------ Data for processing ------

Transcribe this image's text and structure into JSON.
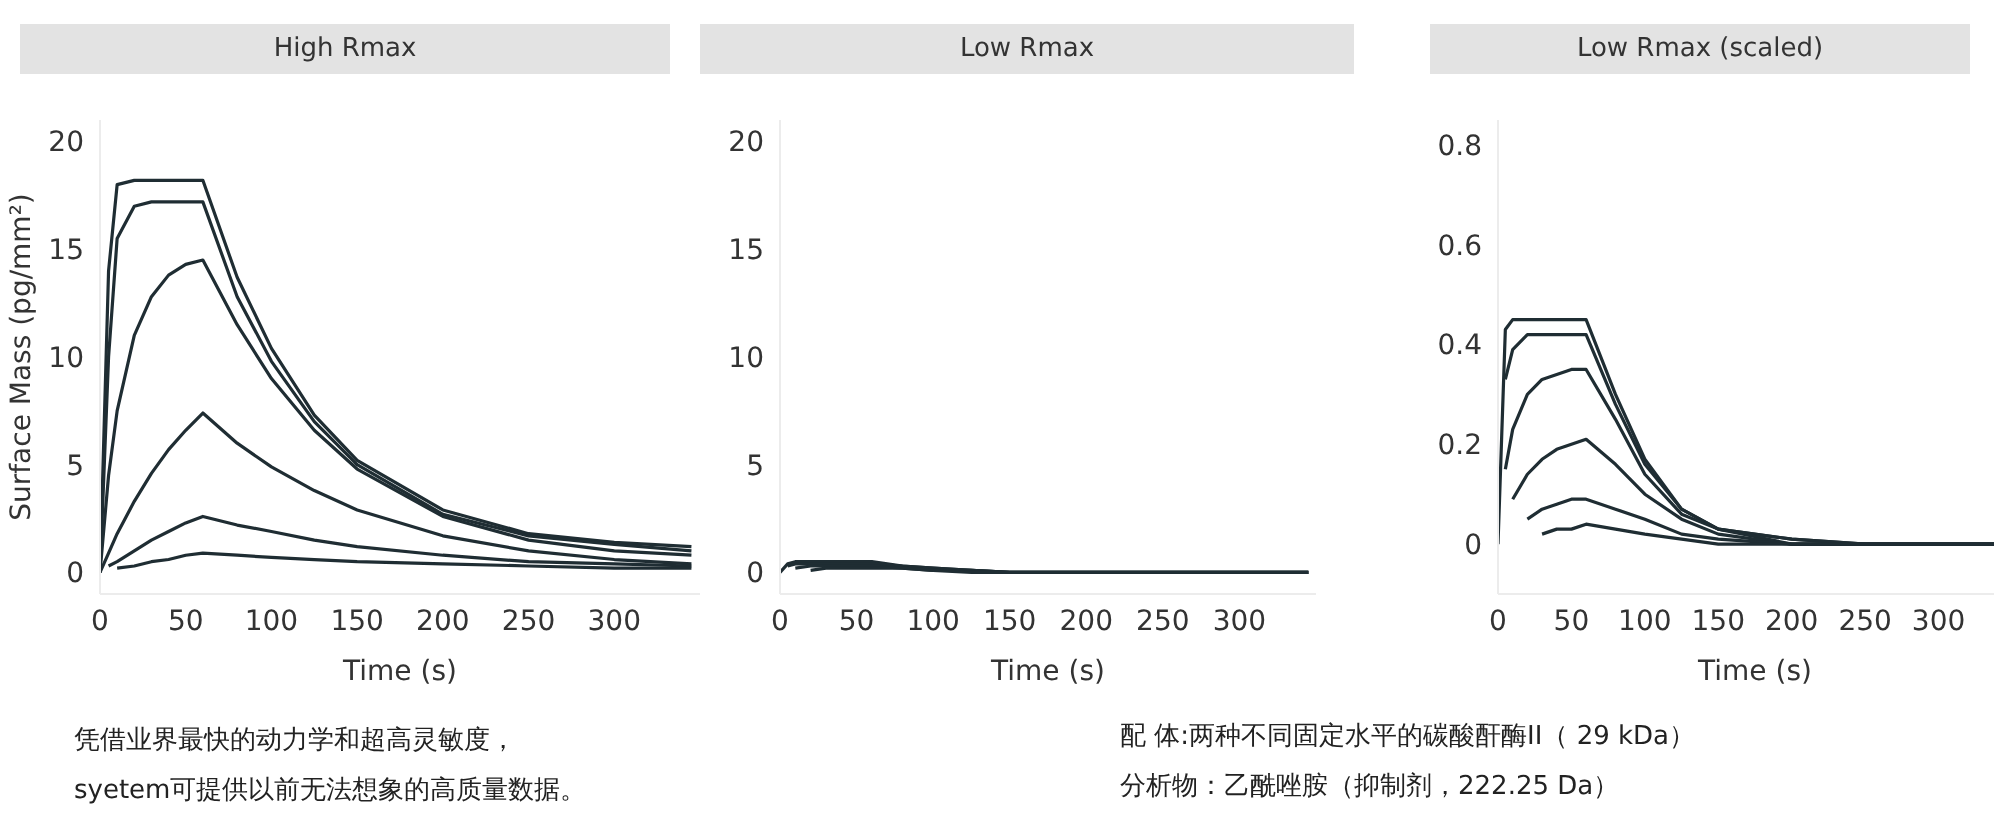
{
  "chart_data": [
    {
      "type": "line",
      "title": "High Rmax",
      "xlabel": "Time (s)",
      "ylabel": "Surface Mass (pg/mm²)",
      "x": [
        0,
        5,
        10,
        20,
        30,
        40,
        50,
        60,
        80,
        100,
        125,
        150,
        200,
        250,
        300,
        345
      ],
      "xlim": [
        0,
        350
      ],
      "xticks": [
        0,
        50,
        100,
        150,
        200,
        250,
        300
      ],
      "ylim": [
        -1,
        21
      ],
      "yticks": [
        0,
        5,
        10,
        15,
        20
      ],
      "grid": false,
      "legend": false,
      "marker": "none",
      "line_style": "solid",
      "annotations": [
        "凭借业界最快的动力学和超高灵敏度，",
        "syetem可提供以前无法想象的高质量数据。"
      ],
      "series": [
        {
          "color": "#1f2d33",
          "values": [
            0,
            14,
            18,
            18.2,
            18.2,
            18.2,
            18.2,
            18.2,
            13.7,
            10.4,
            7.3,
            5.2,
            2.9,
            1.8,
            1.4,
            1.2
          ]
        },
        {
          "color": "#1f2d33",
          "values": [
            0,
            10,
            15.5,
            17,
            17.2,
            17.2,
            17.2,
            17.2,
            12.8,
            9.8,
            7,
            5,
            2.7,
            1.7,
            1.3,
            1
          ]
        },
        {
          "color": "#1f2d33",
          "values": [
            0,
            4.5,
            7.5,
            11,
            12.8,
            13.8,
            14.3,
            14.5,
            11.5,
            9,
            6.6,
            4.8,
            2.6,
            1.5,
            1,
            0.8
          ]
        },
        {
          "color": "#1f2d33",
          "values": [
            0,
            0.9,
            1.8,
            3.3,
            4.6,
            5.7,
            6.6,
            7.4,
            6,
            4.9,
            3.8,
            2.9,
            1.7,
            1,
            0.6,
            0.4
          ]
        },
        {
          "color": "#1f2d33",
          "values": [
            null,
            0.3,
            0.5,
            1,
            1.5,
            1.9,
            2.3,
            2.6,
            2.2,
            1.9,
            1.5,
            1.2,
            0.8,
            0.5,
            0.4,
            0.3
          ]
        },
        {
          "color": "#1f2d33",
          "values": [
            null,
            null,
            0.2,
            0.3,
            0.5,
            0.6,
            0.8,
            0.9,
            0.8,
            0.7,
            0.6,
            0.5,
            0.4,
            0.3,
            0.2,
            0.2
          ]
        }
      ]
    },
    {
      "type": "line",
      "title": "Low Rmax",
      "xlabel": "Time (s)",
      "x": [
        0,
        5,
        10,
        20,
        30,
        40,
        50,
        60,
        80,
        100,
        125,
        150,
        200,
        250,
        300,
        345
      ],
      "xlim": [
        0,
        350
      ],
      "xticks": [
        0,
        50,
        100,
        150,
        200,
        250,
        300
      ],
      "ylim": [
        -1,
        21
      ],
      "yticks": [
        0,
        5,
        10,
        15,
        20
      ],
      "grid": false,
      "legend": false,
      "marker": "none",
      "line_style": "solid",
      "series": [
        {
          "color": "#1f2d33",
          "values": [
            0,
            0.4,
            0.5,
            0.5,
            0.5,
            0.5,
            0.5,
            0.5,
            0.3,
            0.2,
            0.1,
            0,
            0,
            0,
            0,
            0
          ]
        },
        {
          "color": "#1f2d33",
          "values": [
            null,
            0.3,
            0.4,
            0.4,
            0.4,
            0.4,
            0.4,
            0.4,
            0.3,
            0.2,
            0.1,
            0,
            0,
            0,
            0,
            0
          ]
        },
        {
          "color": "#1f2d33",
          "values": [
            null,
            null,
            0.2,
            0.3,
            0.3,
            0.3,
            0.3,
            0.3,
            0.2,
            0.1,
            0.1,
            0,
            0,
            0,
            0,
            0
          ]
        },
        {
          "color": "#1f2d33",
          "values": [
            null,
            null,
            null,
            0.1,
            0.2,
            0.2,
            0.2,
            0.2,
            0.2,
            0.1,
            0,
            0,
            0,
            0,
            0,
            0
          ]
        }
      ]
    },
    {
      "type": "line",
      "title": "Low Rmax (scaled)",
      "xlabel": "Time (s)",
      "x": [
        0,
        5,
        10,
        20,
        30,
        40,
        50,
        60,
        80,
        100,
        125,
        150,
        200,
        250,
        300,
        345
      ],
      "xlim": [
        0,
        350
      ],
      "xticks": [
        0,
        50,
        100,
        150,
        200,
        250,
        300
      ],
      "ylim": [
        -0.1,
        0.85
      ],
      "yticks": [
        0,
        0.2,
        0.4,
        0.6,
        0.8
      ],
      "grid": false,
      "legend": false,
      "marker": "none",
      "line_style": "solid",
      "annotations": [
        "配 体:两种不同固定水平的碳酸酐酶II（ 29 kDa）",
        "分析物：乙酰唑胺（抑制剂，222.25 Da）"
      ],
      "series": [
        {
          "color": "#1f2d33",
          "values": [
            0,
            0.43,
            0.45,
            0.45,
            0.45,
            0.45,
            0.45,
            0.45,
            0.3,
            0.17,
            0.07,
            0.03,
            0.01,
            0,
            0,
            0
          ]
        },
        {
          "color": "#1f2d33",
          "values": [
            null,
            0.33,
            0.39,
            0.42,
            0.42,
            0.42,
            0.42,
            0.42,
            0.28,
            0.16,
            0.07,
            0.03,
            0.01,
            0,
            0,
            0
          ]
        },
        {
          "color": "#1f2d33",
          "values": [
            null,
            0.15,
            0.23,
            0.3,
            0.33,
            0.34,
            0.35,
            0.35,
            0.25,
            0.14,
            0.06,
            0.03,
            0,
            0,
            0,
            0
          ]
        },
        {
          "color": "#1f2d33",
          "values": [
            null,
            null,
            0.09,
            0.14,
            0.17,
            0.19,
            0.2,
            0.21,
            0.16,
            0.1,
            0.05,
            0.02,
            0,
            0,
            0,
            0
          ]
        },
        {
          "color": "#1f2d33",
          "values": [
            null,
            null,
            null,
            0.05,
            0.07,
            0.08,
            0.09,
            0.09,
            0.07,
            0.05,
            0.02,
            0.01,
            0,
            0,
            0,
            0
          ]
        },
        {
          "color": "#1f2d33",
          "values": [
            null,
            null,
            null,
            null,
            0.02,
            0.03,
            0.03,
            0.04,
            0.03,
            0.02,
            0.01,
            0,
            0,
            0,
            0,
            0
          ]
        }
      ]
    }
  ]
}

------

*Work to do*. Reproduce the data above in full, exactly as it is, with the pictures left out.

*Answer for this exercise*.
Transcribe this image's text and structure into JSON.
{
  "chart_data": [
    {
      "type": "line",
      "title": "High Rmax",
      "xlabel": "Time (s)",
      "ylabel": "Surface Mass (pg/mm²)",
      "x": [
        0,
        5,
        10,
        20,
        30,
        40,
        50,
        60,
        80,
        100,
        125,
        150,
        200,
        250,
        300,
        345
      ],
      "xlim": [
        0,
        350
      ],
      "xticks": [
        0,
        50,
        100,
        150,
        200,
        250,
        300
      ],
      "ylim": [
        -1,
        21
      ],
      "yticks": [
        0,
        5,
        10,
        15,
        20
      ],
      "grid": false,
      "legend": false,
      "marker": "none",
      "line_style": "solid",
      "annotations": [
        "凭借业界最快的动力学和超高灵敏度，",
        "syetem可提供以前无法想象的高质量数据。"
      ],
      "series": [
        {
          "color": "#1f2d33",
          "values": [
            0,
            14,
            18,
            18.2,
            18.2,
            18.2,
            18.2,
            18.2,
            13.7,
            10.4,
            7.3,
            5.2,
            2.9,
            1.8,
            1.4,
            1.2
          ]
        },
        {
          "color": "#1f2d33",
          "values": [
            0,
            10,
            15.5,
            17,
            17.2,
            17.2,
            17.2,
            17.2,
            12.8,
            9.8,
            7,
            5,
            2.7,
            1.7,
            1.3,
            1
          ]
        },
        {
          "color": "#1f2d33",
          "values": [
            0,
            4.5,
            7.5,
            11,
            12.8,
            13.8,
            14.3,
            14.5,
            11.5,
            9,
            6.6,
            4.8,
            2.6,
            1.5,
            1,
            0.8
          ]
        },
        {
          "color": "#1f2d33",
          "values": [
            0,
            0.9,
            1.8,
            3.3,
            4.6,
            5.7,
            6.6,
            7.4,
            6,
            4.9,
            3.8,
            2.9,
            1.7,
            1,
            0.6,
            0.4
          ]
        },
        {
          "color": "#1f2d33",
          "values": [
            null,
            0.3,
            0.5,
            1,
            1.5,
            1.9,
            2.3,
            2.6,
            2.2,
            1.9,
            1.5,
            1.2,
            0.8,
            0.5,
            0.4,
            0.3
          ]
        },
        {
          "color": "#1f2d33",
          "values": [
            null,
            null,
            0.2,
            0.3,
            0.5,
            0.6,
            0.8,
            0.9,
            0.8,
            0.7,
            0.6,
            0.5,
            0.4,
            0.3,
            0.2,
            0.2
          ]
        }
      ]
    },
    {
      "type": "line",
      "title": "Low Rmax",
      "xlabel": "Time (s)",
      "x": [
        0,
        5,
        10,
        20,
        30,
        40,
        50,
        60,
        80,
        100,
        125,
        150,
        200,
        250,
        300,
        345
      ],
      "xlim": [
        0,
        350
      ],
      "xticks": [
        0,
        50,
        100,
        150,
        200,
        250,
        300
      ],
      "ylim": [
        -1,
        21
      ],
      "yticks": [
        0,
        5,
        10,
        15,
        20
      ],
      "grid": false,
      "legend": false,
      "marker": "none",
      "line_style": "solid",
      "series": [
        {
          "color": "#1f2d33",
          "values": [
            0,
            0.4,
            0.5,
            0.5,
            0.5,
            0.5,
            0.5,
            0.5,
            0.3,
            0.2,
            0.1,
            0,
            0,
            0,
            0,
            0
          ]
        },
        {
          "color": "#1f2d33",
          "values": [
            null,
            0.3,
            0.4,
            0.4,
            0.4,
            0.4,
            0.4,
            0.4,
            0.3,
            0.2,
            0.1,
            0,
            0,
            0,
            0,
            0
          ]
        },
        {
          "color": "#1f2d33",
          "values": [
            null,
            null,
            0.2,
            0.3,
            0.3,
            0.3,
            0.3,
            0.3,
            0.2,
            0.1,
            0.1,
            0,
            0,
            0,
            0,
            0
          ]
        },
        {
          "color": "#1f2d33",
          "values": [
            null,
            null,
            null,
            0.1,
            0.2,
            0.2,
            0.2,
            0.2,
            0.2,
            0.1,
            0,
            0,
            0,
            0,
            0,
            0
          ]
        }
      ]
    },
    {
      "type": "line",
      "title": "Low Rmax (scaled)",
      "xlabel": "Time (s)",
      "x": [
        0,
        5,
        10,
        20,
        30,
        40,
        50,
        60,
        80,
        100,
        125,
        150,
        200,
        250,
        300,
        345
      ],
      "xlim": [
        0,
        350
      ],
      "xticks": [
        0,
        50,
        100,
        150,
        200,
        250,
        300
      ],
      "ylim": [
        -0.1,
        0.85
      ],
      "yticks": [
        0,
        0.2,
        0.4,
        0.6,
        0.8
      ],
      "grid": false,
      "legend": false,
      "marker": "none",
      "line_style": "solid",
      "annotations": [
        "配 体:两种不同固定水平的碳酸酐酶II（ 29 kDa）",
        "分析物：乙酰唑胺（抑制剂，222.25 Da）"
      ],
      "series": [
        {
          "color": "#1f2d33",
          "values": [
            0,
            0.43,
            0.45,
            0.45,
            0.45,
            0.45,
            0.45,
            0.45,
            0.3,
            0.17,
            0.07,
            0.03,
            0.01,
            0,
            0,
            0
          ]
        },
        {
          "color": "#1f2d33",
          "values": [
            null,
            0.33,
            0.39,
            0.42,
            0.42,
            0.42,
            0.42,
            0.42,
            0.28,
            0.16,
            0.07,
            0.03,
            0.01,
            0,
            0,
            0
          ]
        },
        {
          "color": "#1f2d33",
          "values": [
            null,
            0.15,
            0.23,
            0.3,
            0.33,
            0.34,
            0.35,
            0.35,
            0.25,
            0.14,
            0.06,
            0.03,
            0,
            0,
            0,
            0
          ]
        },
        {
          "color": "#1f2d33",
          "values": [
            null,
            null,
            0.09,
            0.14,
            0.17,
            0.19,
            0.2,
            0.21,
            0.16,
            0.1,
            0.05,
            0.02,
            0,
            0,
            0,
            0
          ]
        },
        {
          "color": "#1f2d33",
          "values": [
            null,
            null,
            null,
            0.05,
            0.07,
            0.08,
            0.09,
            0.09,
            0.07,
            0.05,
            0.02,
            0.01,
            0,
            0,
            0,
            0
          ]
        },
        {
          "color": "#1f2d33",
          "values": [
            null,
            null,
            null,
            null,
            0.02,
            0.03,
            0.03,
            0.04,
            0.03,
            0.02,
            0.01,
            0,
            0,
            0,
            0,
            0
          ]
        }
      ]
    }
  ]
}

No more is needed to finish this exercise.